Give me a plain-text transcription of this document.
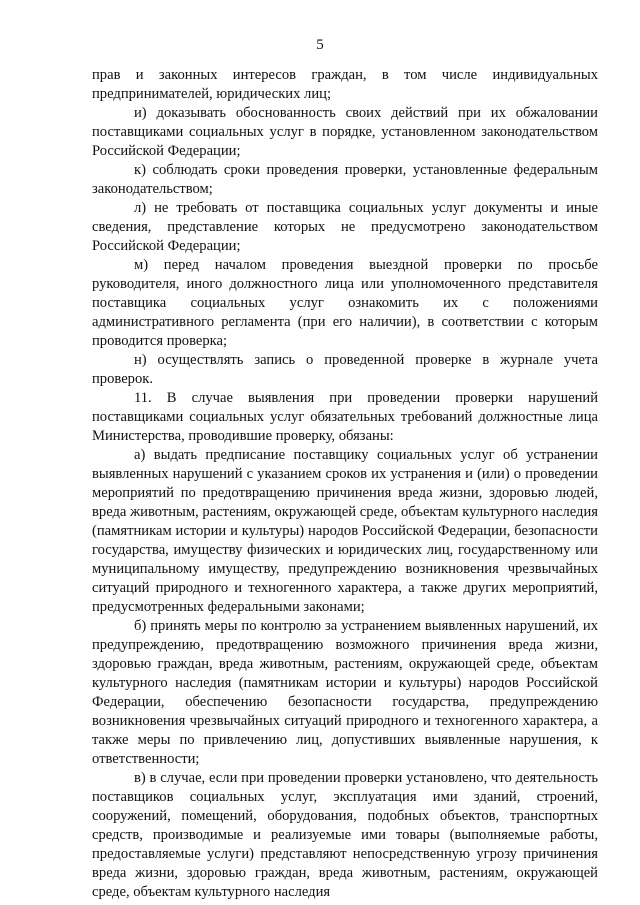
5

прав и законных интересов граждан, в том числе индивидуальных предпринимателей, юридических лиц;

и) доказывать обоснованность своих действий при их обжаловании поставщиками социальных услуг в порядке, установленном законодательством Российской Федерации;

к) соблюдать сроки проведения проверки, установленные федеральным законодательством;

л) не требовать от поставщика социальных услуг документы и иные сведения, представление которых не предусмотрено законодательством Российской Федерации;

м) перед началом проведения выездной проверки по просьбе руководителя, иного должностного лица или уполномоченного представителя поставщика социальных услуг ознакомить их с положениями административного регламента (при его наличии), в соответствии с которым проводится проверка;

н) осуществлять запись о проведенной проверке в журнале учета проверок.

11. В случае выявления при проведении проверки нарушений поставщиками социальных услуг обязательных требований должностные лица Министерства, проводившие проверку, обязаны:

а) выдать предписание поставщику социальных услуг об устранении выявленных нарушений с указанием сроков их устранения и (или) о проведении мероприятий по предотвращению причинения вреда жизни, здоровью людей, вреда животным, растениям, окружающей среде, объектам культурного наследия (памятникам истории и культуры) народов Российской Федерации, безопасности государства, имуществу физических и юридических лиц, государственному или муниципальному имуществу, предупреждению возникновения чрезвычайных ситуаций природного и техногенного характера, а также других мероприятий, предусмотренных федеральными законами;

б) принять меры по контролю за устранением выявленных нарушений, их предупреждению, предотвращению возможного причинения вреда жизни, здоровью граждан, вреда животным, растениям, окружающей среде, объектам культурного наследия (памятникам истории и культуры) народов Российской Федерации, обеспечению безопасности государства, предупреждению возникновения чрезвычайных ситуаций природного и техногенного характера, а также меры по привлечению лиц, допустивших выявленные нарушения, к ответственности;

в) в случае, если при проведении проверки установлено, что деятельность поставщиков социальных услуг, эксплуатация ими зданий, строений, сооружений, помещений, оборудования, подобных объектов, транспортных средств, производимые и реализуемые ими товары (выполняемые работы, предоставляемые услуги) представляют непосредственную угрозу причинения вреда жизни, здоровью граждан, вреда животным, растениям, окружающей среде, объектам культурного наследия
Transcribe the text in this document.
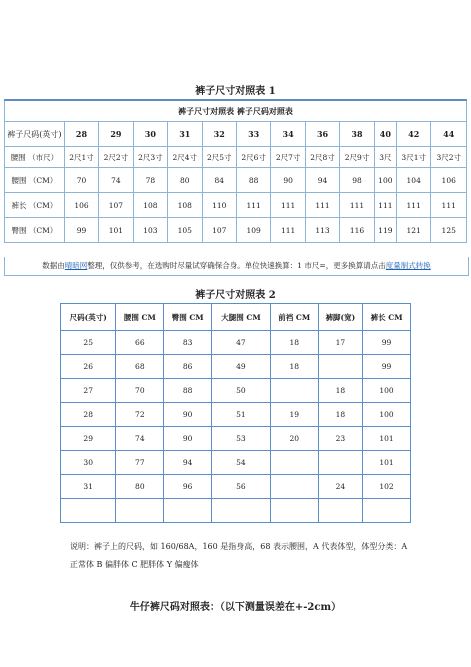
裤子尺寸对照表 1
裤子尺寸对照表 裤子尺码对照表												
裤子尺码(英寸)	28	29	30	31	32	33	34	36	38	40	42	44
腰围 （市尺）	2尺1寸	2尺2寸	2尺3寸	2尺4寸	2尺5寸	2尺6寸	2尺7寸	2尺8寸	2尺9寸	3尺	3尺1寸	3尺2寸
腰围 （CM）	70	74	78	80	84	88	90	94	98	100	104	106
裤长 （CM）	106	107	108	108	110	111	111	111	111	111	111	111
臀围 （CM）	99	101	103	105	107	109	111	113	116	119	121	125
数据由晴暗网整理，仅供参考，在选购时尽量试穿确保合身。单位快速换算：1 市尺=，更多换算请点击度量制式转换
裤子尺寸对照表 2
尺码(英寸)	腰围 CM	臀围 CM	大腿围 CM	前裆 CM	裤脚(宽)	裤长 CM
25	66	83	47	18	17	99
26	68	86	49	18		99
27	70	88	50		18	100
28	72	90	51	19	18	100
29	74	90	53	20	23	101
30	77	94	54			101
31	80	96	56		24	102

说明：裤子上的尺码，如 160/68A，160 是指身高，68 表示腰围，A 代表体型，体型分类：A
正常体 B 偏胖体 C 肥胖体 Y 偏瘦体
牛仔裤尺码对照表：（以下测量误差在+-2cm）
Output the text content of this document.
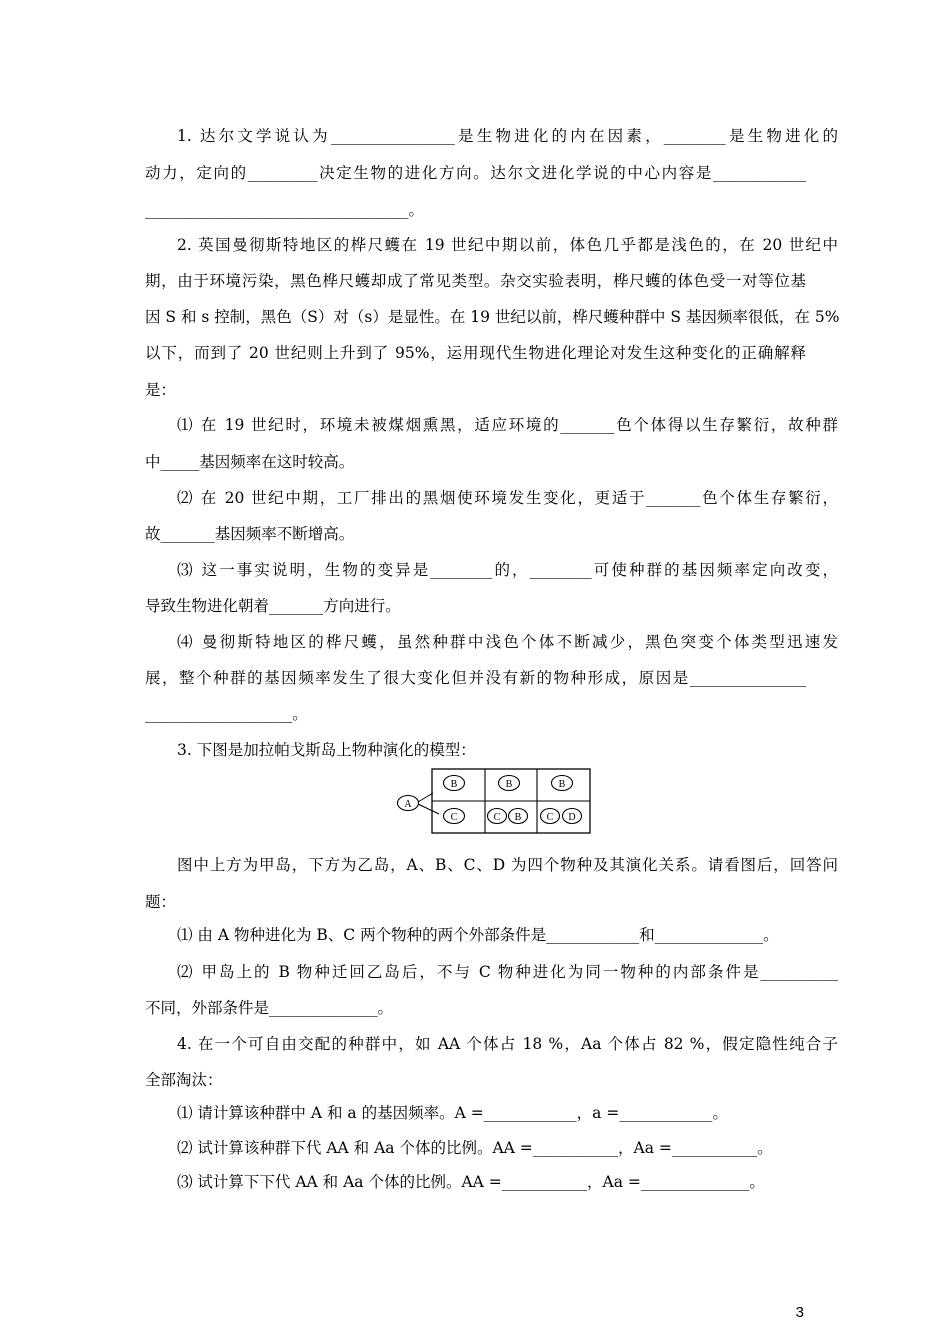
1. 达尔文学说认为________________是生物进化的内在因素，________是生物进化的
动力，定向的_________决定生物的进化方向。达尔文进化学说的中心内容是____________
__________________________________。
2. 英国曼彻斯特地区的桦尺蠖在 19 世纪中期以前，体色几乎都是浅色的，在 20 世纪中
期，由于环境污染，黑色桦尺蠖却成了常见类型。杂交实验表明，桦尺蠖的体色受一对等位基
因 S 和 s 控制，黑色（S）对（s）是显性。在 19 世纪以前，桦尺蠖种群中 S 基因频率很低，在 5%
以下，而到了 20 世纪则上升到了 95%，运用现代生物进化理论对发生这种变化的正确解释
是：
⑴ 在 19 世纪时，环境未被煤烟熏黑，适应环境的_______色个体得以生存繁衍，故种群
中_____基因频率在这时较高。
⑵ 在 20 世纪中期，工厂排出的黑烟使环境发生变化，更适于_______色个体生存繁衍，
故_______基因频率不断增高。
⑶ 这一事实说明，生物的变异是________的，________可使种群的基因频率定向改变，
导致生物进化朝着_______方向进行。
⑷ 曼彻斯特地区的桦尺蠖，虽然种群中浅色个体不断减少，黑色突变个体类型迅速发
展，整个种群的基因频率发生了很大变化但并没有新的物种形成，原因是_______________
___________________。
3. 下图是加拉帕戈斯岛上物种演化的模型：
A
B	B	B
C	C B	C D
图中上方为甲岛，下方为乙岛，A、B、C、D 为四个物种及其演化关系。请看图后，回答问
题：
⑴ 由 A 物种进化为 B、C 两个物种的两个外部条件是____________和______________。
⑵ 甲岛上的 B 物种迁回乙岛后，不与 C 物种进化为同一物种的内部条件是__________
不同，外部条件是______________。
4. 在一个可自由交配的种群中，如 AA 个体占 18 %，Aa 个体占 82 %，假定隐性纯合子
全部淘汰：
⑴ 请计算该种群中 A 和 a 的基因频率。A =____________，a =____________。
⑵ 试计算该种群下代 AA 和 Aa 个体的比例。AA =___________，Aa =___________。
⑶ 试计算下下代 AA 和 Aa 个体的比例。AA =___________，Aa =______________。
3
----
WHAT YOU ARE ASKED TO DO:
Read through the data and copy every line where "裤子尺寸对照表" shows up.

FINAL ANSWER:
裤子尺寸对照表 1
裤子尺寸对照表 裤子尺码对照表												
裤子尺寸对照表 2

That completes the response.